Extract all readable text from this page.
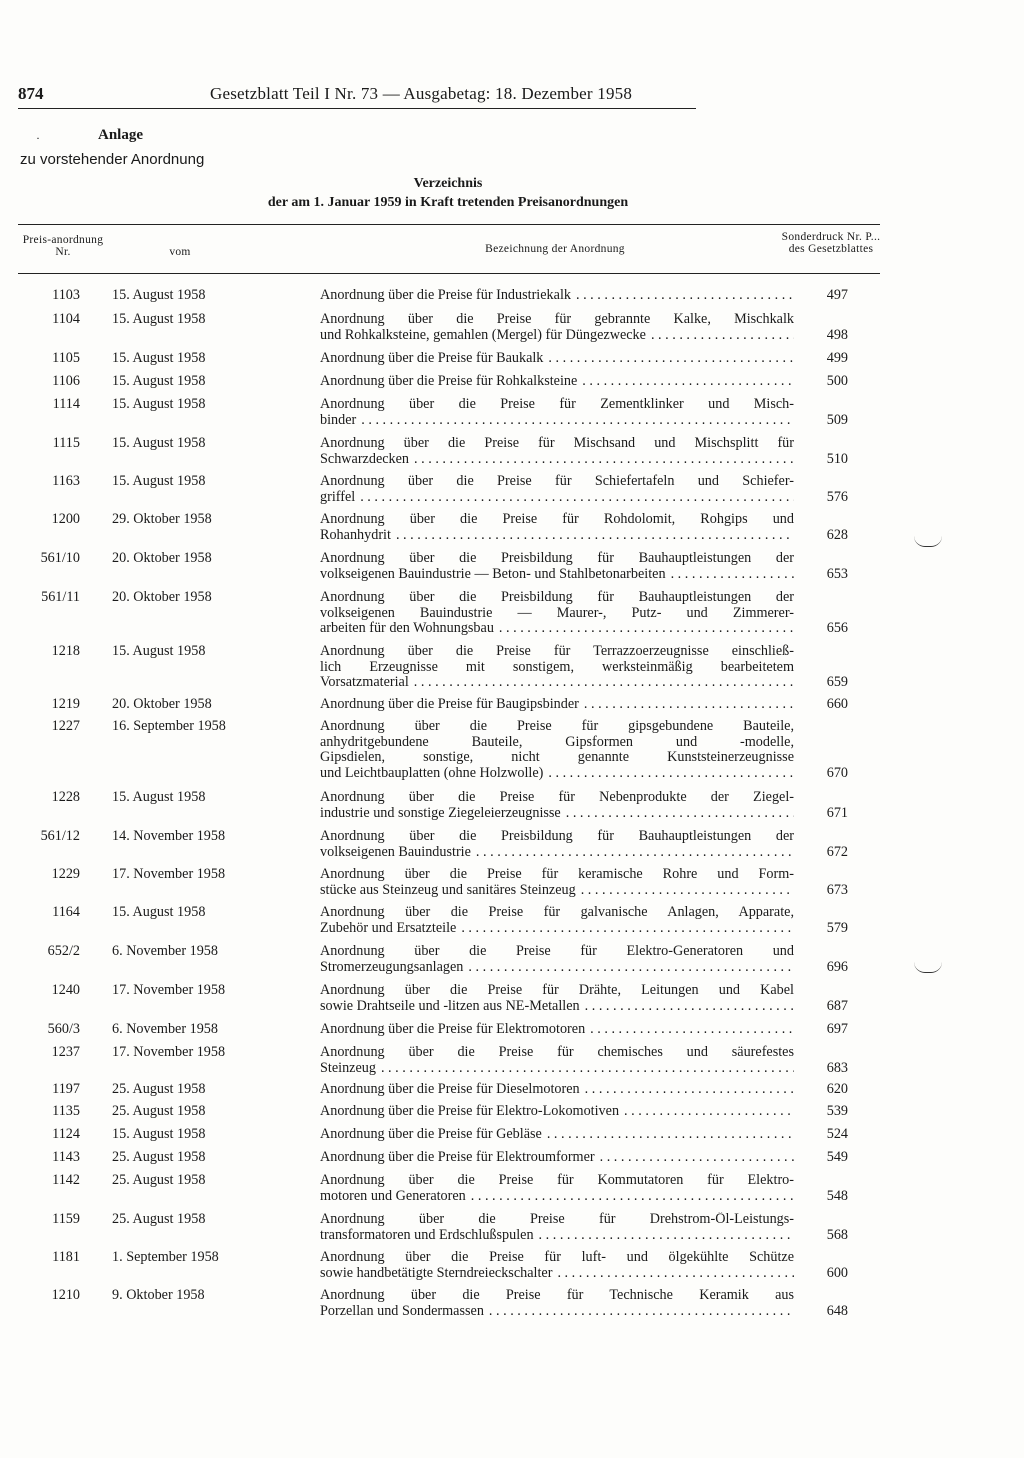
874	Gesetzblatt Teil I Nr. 73 — Ausgabetag: 18. Dezember 1958
·	Anlage
zu vorstehender Anordnung
Verzeichnis
der am 1. Januar 1959 in Kraft tretenden Preisanordnungen
Preis-anordnung Nr.	vom	Bezeichnung der Anordnung
Sonderdruck Nr. P... des Gesetzblattes
1103 15. August 1958	Anordnung über die Preise für Industriekalk . . .	497
1104 15. August 1958	Anordnung über die Preise für gebrannte Kalke, Mischkalk
und Rohkalksteine, gemahlen (Mergel) für Düngezwecke . . .	498
1105 15. August 1958	Anordnung über die Preise für Baukalk . . .	499
1106 15. August 1958	Anordnung über die Preise für Rohkalksteine . . .	500
1114 15. August 1958	Anordnung über die Preise für Zementklinker und Misch-
binder . . .	509
1115 15. August 1958	Anordnung über die Preise für Mischsand und Mischsplitt für
Schwarzdecken . . .	510
1163 15. August 1958	Anordnung über die Preise für Schiefertafeln und Schiefer-
griffel . . .	576
1200 29. Oktober 1958	Anordnung über die Preise für Rohdolomit, Rohgips und
Rohanhydrit . . .	628
561/10 20. Oktober 1958	Anordnung über die Preisbildung für Bauhauptleistungen der
volkseigenen Bauindustrie — Beton- und Stahlbetonarbeiten . . .	653
561/11 20. Oktober 1958	Anordnung über die Preisbildung für Bauhauptleistungen der
volkseigenen Bauindustrie — Maurer-, Putz- und Zimmerer-
arbeiten für den Wohnungsbau . . .	656
1218 15. August 1958	Anordnung über die Preise für Terrazzoerzeugnisse einschließ-
lich Erzeugnisse mit sonstigem, werksteinmäßig bearbeitetem
Vorsatzmaterial . . .	659
1219 20. Oktober 1958	Anordnung über die Preise für Baugipsbinder . . .	660
1227 16. September 1958	Anordnung über die Preise für gipsgebundene Bauteile,
anhydritgebundene Bauteile, Gipsformen und -modelle,
Gipsdielen, sonstige, nicht genannte Kunststeinerzeugnisse
und Leichtbauplatten (ohne Holzwolle) . . .	670
1228 15. August 1958	Anordnung über die Preise für Nebenprodukte der Ziegel-
industrie und sonstige Ziegeleierzeugnisse . . .	671
561/12 14. November 1958	Anordnung über die Preisbildung für Bauhauptleistungen der
volkseigenen Bauindustrie . . .	672
1229 17. November 1958	Anordnung über die Preise für keramische Rohre und Form-
stücke aus Steinzeug und sanitäres Steinzeug . . .	673
1164 15. August 1958	Anordnung über die Preise für galvanische Anlagen, Apparate,
Zubehör und Ersatzteile . . .	579
652/2 6. November 1958	Anordnung über die Preise für Elektro-Generatoren und
Stromerzeugungsanlagen . . .	696
1240 17. November 1958	Anordnung über die Preise für Drähte, Leitungen und Kabel
sowie Drahtseile und -litzen aus NE-Metallen . . .	687
560/3 6. November 1958	Anordnung über die Preise für Elektromotoren . . .	697
1237 17. November 1958	Anordnung über die Preise für chemisches und säurefestes
Steinzeug . . .	683
1197 25. August 1958	Anordnung über die Preise für Dieselmotoren . . .	620
1135 25. August 1958	Anordnung über die Preise für Elektro-Lokomotiven . . .	539
1124 15. August 1958	Anordnung über die Preise für Gebläse . . .	524
1143 25. August 1958	Anordnung über die Preise für Elektroumformer . . .	549
1142 25. August 1958	Anordnung über die Preise für Kommutatoren für Elektro-
motoren und Generatoren . . .	548
1159 25. August 1958	Anordnung über die Preise für Drehstrom-Öl-Leistungs-
transformatoren und Erdschlußspulen . . .	568
1181 1. September 1958	Anordnung über die Preise für luft- und ölgekühlte Schütze
sowie handbetätigte Sterndreieckschalter . . .	600
1210 9. Oktober 1958	Anordnung über die Preise für Technische Keramik aus
Porzellan und Sondermassen . . .	648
==================================================
Short problem: Pick out the lines containing the string "September" and show them.

Solution to this exercise:
1227 16. September 1958	Anordnung über die Preise für gipsgebundene Bauteile,
1181 1. September 1958	Anordnung über die Preise für luft- und ölgekühlte Schütze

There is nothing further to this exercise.